>>>>

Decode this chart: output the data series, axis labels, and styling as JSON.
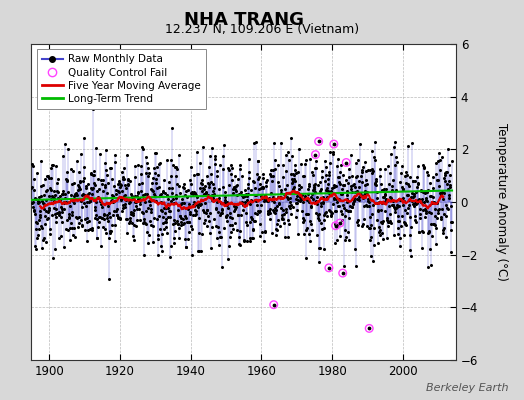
{
  "title": "NHA TRANG",
  "subtitle": "12.237 N, 109.206 E (Vietnam)",
  "ylabel": "Temperature Anomaly (°C)",
  "watermark": "Berkeley Earth",
  "xlim": [
    1895,
    2015
  ],
  "ylim": [
    -6,
    6
  ],
  "yticks": [
    -6,
    -4,
    -2,
    0,
    2,
    4,
    6
  ],
  "xticks": [
    1900,
    1920,
    1940,
    1960,
    1980,
    2000
  ],
  "start_year": 1895,
  "end_year": 2013,
  "seed": 42,
  "raw_color": "#4444cc",
  "raw_dot_color": "#000000",
  "moving_avg_color": "#dd0000",
  "trend_color": "#00bb00",
  "qc_fail_color": "#ff44ff",
  "bg_color": "#d8d8d8",
  "plot_bg_color": "#ffffff",
  "legend_entries": [
    "Raw Monthly Data",
    "Quality Control Fail",
    "Five Year Moving Average",
    "Long-Term Trend"
  ],
  "moving_avg_window": 60,
  "noise_std": 1.05,
  "qc_fail_year_vals": [
    [
      1963.5,
      -3.9
    ],
    [
      1975.3,
      1.8
    ],
    [
      1976.2,
      2.3
    ],
    [
      1979.1,
      -2.5
    ],
    [
      1980.5,
      2.2
    ],
    [
      1981.0,
      -0.9
    ],
    [
      1982.2,
      -0.8
    ],
    [
      1983.0,
      -2.7
    ],
    [
      1984.0,
      1.5
    ],
    [
      1990.5,
      -4.8
    ]
  ]
}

<<<<

§ What is needed:
Reproduce every line above as written, skipping pictures.

§ Completed exercise:
Decode this chart: output the data series, axis labels, and styling as JSON.
{
  "title": "NHA TRANG",
  "subtitle": "12.237 N, 109.206 E (Vietnam)",
  "ylabel": "Temperature Anomaly (°C)",
  "watermark": "Berkeley Earth",
  "xlim": [
    1895,
    2015
  ],
  "ylim": [
    -6,
    6
  ],
  "yticks": [
    -6,
    -4,
    -2,
    0,
    2,
    4,
    6
  ],
  "xticks": [
    1900,
    1920,
    1940,
    1960,
    1980,
    2000
  ],
  "start_year": 1895,
  "end_year": 2013,
  "seed": 42,
  "raw_color": "#4444cc",
  "raw_dot_color": "#000000",
  "moving_avg_color": "#dd0000",
  "trend_color": "#00bb00",
  "qc_fail_color": "#ff44ff",
  "bg_color": "#d8d8d8",
  "plot_bg_color": "#ffffff",
  "legend_entries": [
    "Raw Monthly Data",
    "Quality Control Fail",
    "Five Year Moving Average",
    "Long-Term Trend"
  ],
  "moving_avg_window": 60,
  "noise_std": 1.05,
  "qc_fail_year_vals": [
    [
      1963.5,
      -3.9
    ],
    [
      1975.3,
      1.8
    ],
    [
      1976.2,
      2.3
    ],
    [
      1979.1,
      -2.5
    ],
    [
      1980.5,
      2.2
    ],
    [
      1981.0,
      -0.9
    ],
    [
      1982.2,
      -0.8
    ],
    [
      1983.0,
      -2.7
    ],
    [
      1984.0,
      1.5
    ],
    [
      1990.5,
      -4.8
    ]
  ]
}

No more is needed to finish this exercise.